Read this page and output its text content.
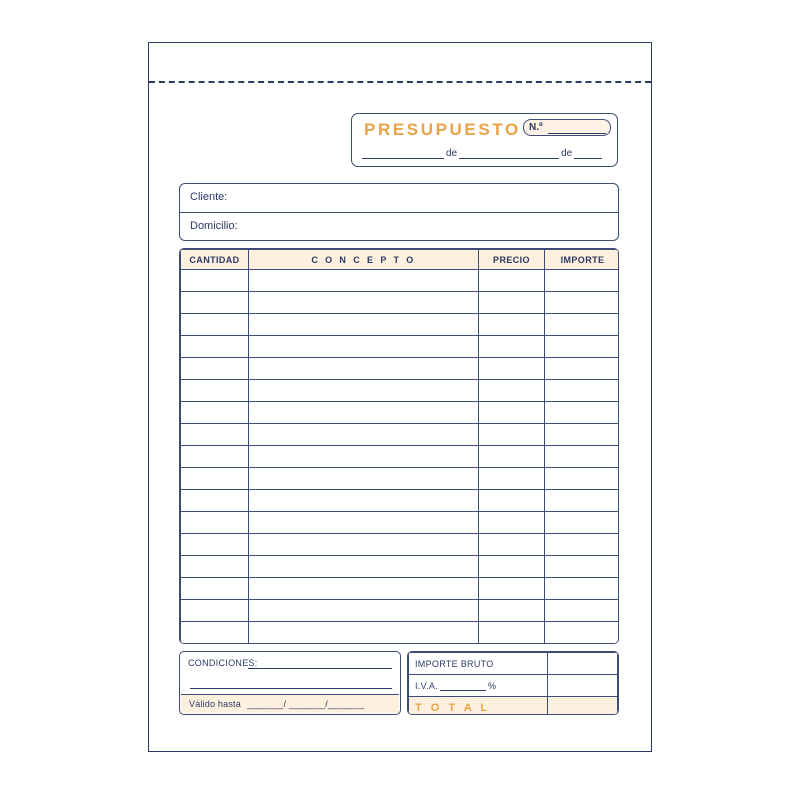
PRESUPUESTO N.º
de	de
Cliente:
Domicilio:
CANTIDAD	C O N C E P T O	PRECIO	IMPORTE

CONDICIONES:
Válido hasta _______/ _______/_______
IMPORTE BRUTO	
I.V.A. %	
T O T A L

+ + + +

PROBLEM REQUIREMENTS: Quote every line word for word and keep the images out of the copy.

OUTPUT:
Read this page and output its text content.
PRESUPUESTO N.º
de	de
Cliente:
Domicilio:
CANTIDAD	C O N C E P T O	PRECIO	IMPORTE

CONDICIONES:
Válido hasta _______/ _______/_______
IMPORTE BRUTO	
I.V.A. %	
T O T A L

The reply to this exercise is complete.